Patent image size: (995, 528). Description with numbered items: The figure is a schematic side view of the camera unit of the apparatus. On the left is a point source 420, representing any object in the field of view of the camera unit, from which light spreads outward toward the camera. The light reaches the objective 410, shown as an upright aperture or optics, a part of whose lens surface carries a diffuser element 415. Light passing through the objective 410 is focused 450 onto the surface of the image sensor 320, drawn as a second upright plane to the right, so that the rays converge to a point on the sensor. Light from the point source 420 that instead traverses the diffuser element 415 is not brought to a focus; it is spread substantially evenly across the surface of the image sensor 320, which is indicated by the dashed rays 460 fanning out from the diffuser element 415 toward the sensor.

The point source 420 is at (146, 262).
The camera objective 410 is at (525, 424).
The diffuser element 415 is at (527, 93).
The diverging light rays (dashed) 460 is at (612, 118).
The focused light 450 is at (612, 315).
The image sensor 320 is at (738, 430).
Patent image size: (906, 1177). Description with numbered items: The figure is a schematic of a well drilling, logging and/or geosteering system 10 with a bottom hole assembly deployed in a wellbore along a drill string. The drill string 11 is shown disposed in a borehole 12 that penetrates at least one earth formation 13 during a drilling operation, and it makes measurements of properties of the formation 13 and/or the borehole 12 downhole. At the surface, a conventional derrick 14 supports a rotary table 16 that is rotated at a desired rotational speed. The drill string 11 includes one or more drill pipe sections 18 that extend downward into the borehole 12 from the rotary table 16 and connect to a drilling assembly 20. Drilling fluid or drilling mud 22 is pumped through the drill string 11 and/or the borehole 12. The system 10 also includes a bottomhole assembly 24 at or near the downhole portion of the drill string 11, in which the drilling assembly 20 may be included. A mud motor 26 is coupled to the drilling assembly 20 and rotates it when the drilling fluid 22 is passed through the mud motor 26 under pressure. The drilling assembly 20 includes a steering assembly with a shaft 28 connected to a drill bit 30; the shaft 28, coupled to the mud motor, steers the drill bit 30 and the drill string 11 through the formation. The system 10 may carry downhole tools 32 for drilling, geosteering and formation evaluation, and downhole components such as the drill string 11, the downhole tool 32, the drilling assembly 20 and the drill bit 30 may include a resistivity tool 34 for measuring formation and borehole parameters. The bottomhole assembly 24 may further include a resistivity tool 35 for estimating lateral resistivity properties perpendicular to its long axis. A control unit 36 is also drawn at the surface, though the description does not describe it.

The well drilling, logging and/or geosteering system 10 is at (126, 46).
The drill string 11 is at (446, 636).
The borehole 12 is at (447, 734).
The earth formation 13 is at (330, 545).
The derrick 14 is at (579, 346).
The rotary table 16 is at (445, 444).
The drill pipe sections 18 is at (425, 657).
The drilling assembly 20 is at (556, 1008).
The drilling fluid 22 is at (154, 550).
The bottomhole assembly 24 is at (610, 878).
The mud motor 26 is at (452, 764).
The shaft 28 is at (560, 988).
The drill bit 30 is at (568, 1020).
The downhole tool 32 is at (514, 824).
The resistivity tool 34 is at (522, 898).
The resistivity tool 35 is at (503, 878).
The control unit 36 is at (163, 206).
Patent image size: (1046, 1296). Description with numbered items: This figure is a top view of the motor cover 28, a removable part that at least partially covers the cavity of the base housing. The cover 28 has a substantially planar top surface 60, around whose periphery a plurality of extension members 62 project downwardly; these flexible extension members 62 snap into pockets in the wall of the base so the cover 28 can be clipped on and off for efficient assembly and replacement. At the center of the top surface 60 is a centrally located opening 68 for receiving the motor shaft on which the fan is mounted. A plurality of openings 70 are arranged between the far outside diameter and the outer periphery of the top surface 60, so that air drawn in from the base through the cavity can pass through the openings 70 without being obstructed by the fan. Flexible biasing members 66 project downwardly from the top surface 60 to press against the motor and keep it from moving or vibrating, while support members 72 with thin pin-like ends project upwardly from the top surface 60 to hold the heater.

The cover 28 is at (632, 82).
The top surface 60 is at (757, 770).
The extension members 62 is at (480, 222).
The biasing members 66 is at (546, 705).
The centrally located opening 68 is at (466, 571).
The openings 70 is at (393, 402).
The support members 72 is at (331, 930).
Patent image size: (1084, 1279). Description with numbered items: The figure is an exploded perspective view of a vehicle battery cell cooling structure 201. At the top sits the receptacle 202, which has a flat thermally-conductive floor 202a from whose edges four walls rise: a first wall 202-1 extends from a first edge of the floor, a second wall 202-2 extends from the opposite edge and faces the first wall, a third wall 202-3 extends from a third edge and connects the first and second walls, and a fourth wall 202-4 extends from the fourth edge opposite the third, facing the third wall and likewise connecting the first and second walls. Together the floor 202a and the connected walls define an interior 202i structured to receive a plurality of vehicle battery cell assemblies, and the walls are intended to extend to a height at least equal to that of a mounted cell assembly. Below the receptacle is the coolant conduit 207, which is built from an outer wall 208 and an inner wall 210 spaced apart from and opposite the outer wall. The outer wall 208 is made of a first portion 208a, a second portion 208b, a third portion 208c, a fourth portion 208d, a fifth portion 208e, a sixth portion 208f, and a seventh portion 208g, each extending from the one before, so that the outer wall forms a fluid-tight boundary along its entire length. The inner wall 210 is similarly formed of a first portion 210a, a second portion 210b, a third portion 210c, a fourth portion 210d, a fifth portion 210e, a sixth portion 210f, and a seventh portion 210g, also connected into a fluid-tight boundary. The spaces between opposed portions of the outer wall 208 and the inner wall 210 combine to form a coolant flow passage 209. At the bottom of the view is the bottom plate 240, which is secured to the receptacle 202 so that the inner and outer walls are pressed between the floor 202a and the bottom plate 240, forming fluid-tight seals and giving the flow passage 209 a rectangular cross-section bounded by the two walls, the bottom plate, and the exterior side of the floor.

******************************

— Goal —
Please lay out all of the records above as a numbered list, leaving out the blank lines.

— Finished answer —
1. Patent image size: (995, 528). Description with numbered items: The figure is a schematic side view of the camera unit of the apparatus. On the left is a point source 420, representing any object in the field of view of the camera unit, from which light spreads outward toward the camera. The light reaches the objective 410, shown as an upright aperture or optics, a part of whose lens surface carries a diffuser element 415. Light passing through the objective 410 is focused 450 onto the surface of the image sensor 320, drawn as a second upright plane to the right, so that the rays converge to a point on the sensor. Light from the point source 420 that instead traverses the diffuser element 415 is not brought to a focus; it is spread substantially evenly across the surface of the image sensor 320, which is indicated by the dashed rays 460 fanning out from the diffuser element 415 toward the sensor.
2. The point source 420 is at (146, 262).
3. The camera objective 410 is at (525, 424).
4. The diffuser element 415 is at (527, 93).
5. The diverging light rays (dashed) 460 is at (612, 118).
6. The focused light 450 is at (612, 315).
7. The image sensor 320 is at (738, 430).
8. Patent image size: (906, 1177). Description with numbered items: The figure is a schematic of a well drilling, logging and/or geosteering system 10 with a bottom hole assembly deployed in a wellbore along a drill string. The drill string 11 is shown disposed in a borehole 12 that penetrates at least one earth formation 13 during a drilling operation, and it makes measurements of properties of the formation 13 and/or the borehole 12 downhole. At the surface, a conventional derrick 14 supports a rotary table 16 that is rotated at a desired rotational speed. The drill string 11 includes one or more drill pipe sections 18 that extend downward into the borehole 12 from the rotary table 16 and connect to a drilling assembly 20. Drilling fluid or drilling mud 22 is pumped through the drill string 11 and/or the borehole 12. The system 10 also includes a bottomhole assembly 24 at or near the downhole portion of the drill string 11, in which the drilling assembly 20 may be included. A mud motor 26 is coupled to the drilling assembly 20 and rotates it when the drilling fluid 22 is passed through the mud motor 26 under pressure. The drilling assembly 20 includes a steering assembly with a shaft 28 connected to a drill bit 30; the shaft 28, coupled to the mud motor, steers the drill bit 30 and the drill string 11 through the formation. The system 10 may carry downhole tools 32 for drilling, geosteering and formation evaluation, and downhole components such as the drill string 11, the downhole tool 32, the drilling assembly 20 and the drill bit 30 may include a resistivity tool 34 for measuring formation and borehole parameters. The bottomhole assembly 24 may further include a resistivity tool 35 for estimating lateral resistivity properties perpendicular to its long axis. A control unit 36 is also drawn at the surface, though the description does not describe it.
9. The well drilling, logging and/or geosteering system 10 is at (126, 46).
10. The drill string 11 is at (446, 636).
11. The borehole 12 is at (447, 734).
12. The earth formation 13 is at (330, 545).
13. The derrick 14 is at (579, 346).
14. The rotary table 16 is at (445, 444).
15. The drill pipe sections 18 is at (425, 657).
16. The drilling assembly 20 is at (556, 1008).
17. The drilling fluid 22 is at (154, 550).
18. The bottomhole assembly 24 is at (610, 878).
19. The mud motor 26 is at (452, 764).
20. The shaft 28 is at (560, 988).
21. The drill bit 30 is at (568, 1020).
22. The downhole tool 32 is at (514, 824).
23. The resistivity tool 34 is at (522, 898).
24. The resistivity tool 35 is at (503, 878).
25. The control unit 36 is at (163, 206).
26. Patent image size: (1046, 1296). Description with numbered items: This figure is a top view of the motor cover 28, a removable part that at least partially covers the cavity of the base housing. The cover 28 has a substantially planar top surface 60, around whose periphery a plurality of extension members 62 project downwardly; these flexible extension members 62 snap into pockets in the wall of the base so the cover 28 can be clipped on and off for efficient assembly and replacement. At the center of the top surface 60 is a centrally located opening 68 for receiving the motor shaft on which the fan is mounted. A plurality of openings 70 are arranged between the far outside diameter and the outer periphery of the top surface 60, so that air drawn in from the base through the cavity can pass through the openings 70 without being obstructed by the fan. Flexible biasing members 66 project downwardly from the top surface 60 to press against the motor and keep it from moving or vibrating, while support members 72 with thin pin-like ends project upwardly from the top surface 60 to hold the heater.
27. The cover 28 is at (632, 82).
28. The top surface 60 is at (757, 770).
29. The extension members 62 is at (480, 222).
30. The biasing members 66 is at (546, 705).
31. The centrally located opening 68 is at (466, 571).
32. The openings 70 is at (393, 402).
33. The support members 72 is at (331, 930).
34. Patent image size: (1084, 1279). Description with numbered items: The figure is an exploded perspective view of a vehicle battery cell cooling structure 201. At the top sits the receptacle 202, which has a flat thermally-conductive floor 202a from whose edges four walls rise: a first wall 202-1 extends from a first edge of the floor, a second wall 202-2 extends from the opposite edge and faces the first wall, a third wall 202-3 extends from a third edge and connects the first and second walls, and a fourth wall 202-4 extends from the fourth edge opposite the third, facing the third wall and likewise connecting the first and second walls. Together the floor 202a and the connected walls define an interior 202i structured to receive a plurality of vehicle battery cell assemblies, and the walls are intended to extend to a height at least equal to that of a mounted cell assembly. Below the receptacle is the coolant conduit 207, which is built from an outer wall 208 and an inner wall 210 spaced apart from and opposite the outer wall. The outer wall 208 is made of a first portion 208a, a second portion 208b, a third portion 208c, a fourth portion 208d, a fifth portion 208e, a sixth portion 208f, and a seventh portion 208g, each extending from the one before, so that the outer wall forms a fluid-tight boundary along its entire length. The inner wall 210 is similarly formed of a first portion 210a, a second portion 210b, a third portion 210c, a fourth portion 210d, a fifth portion 210e, a sixth portion 210f, and a seventh portion 210g, also connected into a fluid-tight boundary. The spaces between opposed portions of the outer wall 208 and the inner wall 210 combine to form a coolant flow passage 209. At the bottom of the view is the bottom plate 240, which is secured to the receptacle 202 so that the inner and outer walls are pressed between the floor 202a and the bottom plate 240, forming fluid-tight seals and giving the flow passage 209 a rectangular cross-section bounded by the two walls, the bottom plate, and the exterior side of the floor.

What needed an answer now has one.